• _The problem_
Where the data below has the string "kg이었습니다", return the whole line.

[Stored records]
___
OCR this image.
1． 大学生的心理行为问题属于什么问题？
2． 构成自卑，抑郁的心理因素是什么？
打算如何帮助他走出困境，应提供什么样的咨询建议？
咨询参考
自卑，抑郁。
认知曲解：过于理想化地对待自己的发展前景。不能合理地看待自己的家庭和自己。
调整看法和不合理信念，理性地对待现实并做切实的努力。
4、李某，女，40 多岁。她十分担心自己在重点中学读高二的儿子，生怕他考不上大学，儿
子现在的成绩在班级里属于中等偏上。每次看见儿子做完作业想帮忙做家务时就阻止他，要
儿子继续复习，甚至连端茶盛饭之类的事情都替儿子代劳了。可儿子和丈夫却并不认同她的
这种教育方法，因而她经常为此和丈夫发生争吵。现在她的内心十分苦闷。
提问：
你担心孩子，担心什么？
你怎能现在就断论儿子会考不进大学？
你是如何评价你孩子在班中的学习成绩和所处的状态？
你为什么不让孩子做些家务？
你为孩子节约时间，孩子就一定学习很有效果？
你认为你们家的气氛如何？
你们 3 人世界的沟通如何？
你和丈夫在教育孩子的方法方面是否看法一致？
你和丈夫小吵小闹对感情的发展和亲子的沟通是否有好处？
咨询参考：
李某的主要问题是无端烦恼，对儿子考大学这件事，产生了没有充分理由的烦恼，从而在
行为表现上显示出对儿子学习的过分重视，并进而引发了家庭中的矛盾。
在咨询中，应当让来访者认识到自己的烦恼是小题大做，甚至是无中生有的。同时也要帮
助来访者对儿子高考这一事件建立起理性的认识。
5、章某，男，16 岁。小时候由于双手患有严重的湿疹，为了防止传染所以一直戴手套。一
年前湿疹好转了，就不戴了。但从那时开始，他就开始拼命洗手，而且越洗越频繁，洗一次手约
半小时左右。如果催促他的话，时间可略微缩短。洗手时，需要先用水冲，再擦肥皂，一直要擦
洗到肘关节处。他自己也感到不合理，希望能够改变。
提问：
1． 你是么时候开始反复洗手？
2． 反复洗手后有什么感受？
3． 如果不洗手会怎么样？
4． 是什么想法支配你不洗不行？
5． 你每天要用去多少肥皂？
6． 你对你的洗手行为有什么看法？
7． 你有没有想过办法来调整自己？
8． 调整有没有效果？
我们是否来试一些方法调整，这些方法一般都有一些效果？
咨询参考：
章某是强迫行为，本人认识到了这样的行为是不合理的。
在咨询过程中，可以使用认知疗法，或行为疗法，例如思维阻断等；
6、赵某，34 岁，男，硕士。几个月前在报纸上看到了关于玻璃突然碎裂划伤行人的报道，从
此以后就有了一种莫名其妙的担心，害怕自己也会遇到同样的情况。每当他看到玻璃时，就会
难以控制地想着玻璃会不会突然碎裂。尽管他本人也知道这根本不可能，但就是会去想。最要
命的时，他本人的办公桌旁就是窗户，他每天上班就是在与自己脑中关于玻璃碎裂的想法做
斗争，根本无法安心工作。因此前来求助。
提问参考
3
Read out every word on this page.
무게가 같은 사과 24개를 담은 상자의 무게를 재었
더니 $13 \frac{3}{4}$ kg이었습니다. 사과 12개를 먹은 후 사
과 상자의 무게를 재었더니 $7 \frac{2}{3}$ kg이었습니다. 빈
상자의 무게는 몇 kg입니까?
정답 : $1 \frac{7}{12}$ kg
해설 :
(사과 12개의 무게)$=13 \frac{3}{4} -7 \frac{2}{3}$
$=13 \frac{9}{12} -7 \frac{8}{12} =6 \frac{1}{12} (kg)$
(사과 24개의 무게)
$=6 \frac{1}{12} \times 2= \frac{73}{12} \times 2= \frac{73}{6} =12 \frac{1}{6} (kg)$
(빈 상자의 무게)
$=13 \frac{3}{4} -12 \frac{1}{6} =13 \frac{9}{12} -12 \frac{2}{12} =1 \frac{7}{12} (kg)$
___
• _Finished answer_
더니 $13 \frac{3}{4}$ kg이었습니다. 사과 12개를 먹은 후 사
과 상자의 무게를 재었더니 $7 \frac{2}{3}$ kg이었습니다. 빈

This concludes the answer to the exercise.